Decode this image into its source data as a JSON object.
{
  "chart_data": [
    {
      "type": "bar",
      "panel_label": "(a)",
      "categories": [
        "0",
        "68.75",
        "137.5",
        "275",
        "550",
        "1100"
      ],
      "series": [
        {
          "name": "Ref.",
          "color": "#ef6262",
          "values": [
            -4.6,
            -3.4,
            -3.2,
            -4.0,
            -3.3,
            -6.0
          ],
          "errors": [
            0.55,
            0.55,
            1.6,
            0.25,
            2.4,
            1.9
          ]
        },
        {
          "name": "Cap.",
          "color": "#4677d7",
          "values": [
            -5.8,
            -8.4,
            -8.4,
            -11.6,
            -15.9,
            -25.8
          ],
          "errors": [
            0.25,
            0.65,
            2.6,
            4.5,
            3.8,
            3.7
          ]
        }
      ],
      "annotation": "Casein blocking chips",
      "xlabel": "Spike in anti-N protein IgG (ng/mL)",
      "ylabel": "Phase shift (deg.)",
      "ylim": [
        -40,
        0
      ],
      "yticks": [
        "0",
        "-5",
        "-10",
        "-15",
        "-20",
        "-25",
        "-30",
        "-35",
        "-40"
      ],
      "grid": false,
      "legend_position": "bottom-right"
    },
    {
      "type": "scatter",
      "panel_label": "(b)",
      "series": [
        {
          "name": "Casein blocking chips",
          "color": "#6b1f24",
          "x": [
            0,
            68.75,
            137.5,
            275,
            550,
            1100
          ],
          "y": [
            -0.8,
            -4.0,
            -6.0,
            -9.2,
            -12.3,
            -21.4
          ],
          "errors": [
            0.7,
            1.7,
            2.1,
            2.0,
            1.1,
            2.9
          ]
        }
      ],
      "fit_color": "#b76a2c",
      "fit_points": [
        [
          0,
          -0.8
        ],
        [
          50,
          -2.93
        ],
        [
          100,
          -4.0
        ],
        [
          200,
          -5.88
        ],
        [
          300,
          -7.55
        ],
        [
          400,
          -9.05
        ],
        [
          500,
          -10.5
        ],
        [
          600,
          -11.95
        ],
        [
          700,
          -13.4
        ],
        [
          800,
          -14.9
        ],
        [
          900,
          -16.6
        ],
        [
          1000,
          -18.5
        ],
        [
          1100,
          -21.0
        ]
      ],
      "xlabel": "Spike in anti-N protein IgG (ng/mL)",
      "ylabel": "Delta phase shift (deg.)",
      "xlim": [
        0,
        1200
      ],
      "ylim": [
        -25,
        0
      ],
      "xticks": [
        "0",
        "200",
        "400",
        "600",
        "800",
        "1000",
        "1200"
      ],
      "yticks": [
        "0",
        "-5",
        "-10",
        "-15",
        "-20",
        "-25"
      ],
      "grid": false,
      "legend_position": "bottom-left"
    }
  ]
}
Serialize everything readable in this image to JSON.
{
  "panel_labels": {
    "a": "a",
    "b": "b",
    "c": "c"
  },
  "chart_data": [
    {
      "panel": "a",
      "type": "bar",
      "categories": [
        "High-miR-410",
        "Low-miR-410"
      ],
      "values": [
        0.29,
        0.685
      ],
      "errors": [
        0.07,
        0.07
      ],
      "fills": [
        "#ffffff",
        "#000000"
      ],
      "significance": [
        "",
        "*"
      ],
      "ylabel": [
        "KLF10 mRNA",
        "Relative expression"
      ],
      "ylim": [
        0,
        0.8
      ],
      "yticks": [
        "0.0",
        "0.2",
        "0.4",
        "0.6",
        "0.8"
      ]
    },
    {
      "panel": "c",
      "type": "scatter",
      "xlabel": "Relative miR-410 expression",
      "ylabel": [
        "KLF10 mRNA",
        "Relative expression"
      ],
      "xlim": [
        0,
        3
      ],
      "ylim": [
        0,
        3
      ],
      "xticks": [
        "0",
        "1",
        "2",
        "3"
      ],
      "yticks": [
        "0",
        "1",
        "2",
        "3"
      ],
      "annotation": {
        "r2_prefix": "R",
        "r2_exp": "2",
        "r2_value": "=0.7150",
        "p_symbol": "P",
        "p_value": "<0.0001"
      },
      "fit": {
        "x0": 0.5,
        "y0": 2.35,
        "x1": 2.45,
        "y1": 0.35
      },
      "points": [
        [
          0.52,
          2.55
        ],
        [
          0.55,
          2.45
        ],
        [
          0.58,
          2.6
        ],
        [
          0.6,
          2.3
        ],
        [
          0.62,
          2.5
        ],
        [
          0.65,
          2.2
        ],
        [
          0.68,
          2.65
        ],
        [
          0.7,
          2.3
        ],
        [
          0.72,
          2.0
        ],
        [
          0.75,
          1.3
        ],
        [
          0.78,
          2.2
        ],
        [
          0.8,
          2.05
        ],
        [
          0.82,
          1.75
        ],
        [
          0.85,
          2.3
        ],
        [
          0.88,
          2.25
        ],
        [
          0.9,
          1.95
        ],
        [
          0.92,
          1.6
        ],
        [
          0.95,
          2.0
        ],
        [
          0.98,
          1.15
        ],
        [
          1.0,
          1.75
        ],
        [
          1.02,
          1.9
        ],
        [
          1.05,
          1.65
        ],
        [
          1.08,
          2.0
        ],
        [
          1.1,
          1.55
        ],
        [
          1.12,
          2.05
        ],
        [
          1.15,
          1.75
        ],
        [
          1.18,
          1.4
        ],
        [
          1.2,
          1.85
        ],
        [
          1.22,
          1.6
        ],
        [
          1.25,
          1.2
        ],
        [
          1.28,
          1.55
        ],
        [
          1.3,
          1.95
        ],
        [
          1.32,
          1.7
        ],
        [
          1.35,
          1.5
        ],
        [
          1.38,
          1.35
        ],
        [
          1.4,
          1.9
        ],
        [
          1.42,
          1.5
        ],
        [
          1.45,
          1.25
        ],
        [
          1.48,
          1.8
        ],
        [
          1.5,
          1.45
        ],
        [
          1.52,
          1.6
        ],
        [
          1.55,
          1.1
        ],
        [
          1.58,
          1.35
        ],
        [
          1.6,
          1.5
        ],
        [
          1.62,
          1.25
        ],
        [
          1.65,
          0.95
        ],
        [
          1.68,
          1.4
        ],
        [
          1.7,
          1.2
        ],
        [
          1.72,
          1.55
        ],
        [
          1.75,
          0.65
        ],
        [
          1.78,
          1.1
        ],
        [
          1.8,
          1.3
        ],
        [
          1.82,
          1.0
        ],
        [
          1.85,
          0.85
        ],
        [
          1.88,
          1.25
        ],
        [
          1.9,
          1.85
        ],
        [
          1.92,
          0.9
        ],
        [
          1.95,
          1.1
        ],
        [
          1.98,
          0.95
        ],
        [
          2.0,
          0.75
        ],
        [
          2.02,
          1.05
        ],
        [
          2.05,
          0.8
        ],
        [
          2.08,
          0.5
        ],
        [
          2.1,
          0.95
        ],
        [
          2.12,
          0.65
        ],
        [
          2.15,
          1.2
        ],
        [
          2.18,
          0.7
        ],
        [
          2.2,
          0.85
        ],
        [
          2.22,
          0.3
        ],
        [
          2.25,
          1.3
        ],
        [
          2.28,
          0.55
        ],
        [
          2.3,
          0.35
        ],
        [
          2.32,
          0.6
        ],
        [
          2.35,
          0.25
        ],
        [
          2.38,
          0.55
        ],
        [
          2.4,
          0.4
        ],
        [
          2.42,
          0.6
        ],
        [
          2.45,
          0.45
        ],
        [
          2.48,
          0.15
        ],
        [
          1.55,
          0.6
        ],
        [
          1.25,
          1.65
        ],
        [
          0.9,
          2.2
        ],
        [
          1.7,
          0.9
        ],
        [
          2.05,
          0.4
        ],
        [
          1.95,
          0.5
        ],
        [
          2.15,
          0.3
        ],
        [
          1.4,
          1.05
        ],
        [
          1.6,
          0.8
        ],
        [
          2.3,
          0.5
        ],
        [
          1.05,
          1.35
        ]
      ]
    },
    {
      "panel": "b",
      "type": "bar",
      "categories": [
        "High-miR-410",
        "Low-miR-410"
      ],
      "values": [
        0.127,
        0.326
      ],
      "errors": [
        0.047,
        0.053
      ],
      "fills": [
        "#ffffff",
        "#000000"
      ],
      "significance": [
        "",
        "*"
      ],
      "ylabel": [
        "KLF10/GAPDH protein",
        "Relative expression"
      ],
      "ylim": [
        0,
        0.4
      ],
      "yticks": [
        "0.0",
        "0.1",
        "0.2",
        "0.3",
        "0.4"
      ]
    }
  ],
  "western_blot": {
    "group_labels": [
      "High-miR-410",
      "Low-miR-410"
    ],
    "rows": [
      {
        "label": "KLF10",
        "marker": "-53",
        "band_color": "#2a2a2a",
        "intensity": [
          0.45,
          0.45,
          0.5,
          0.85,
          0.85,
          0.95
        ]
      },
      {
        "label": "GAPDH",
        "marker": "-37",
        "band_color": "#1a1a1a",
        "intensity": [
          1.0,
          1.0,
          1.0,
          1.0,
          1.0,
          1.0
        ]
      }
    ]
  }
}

* [To do]:
Give the count of lines in the data that contain the word "image", and write nothing besides it.

* [Final answer]:
2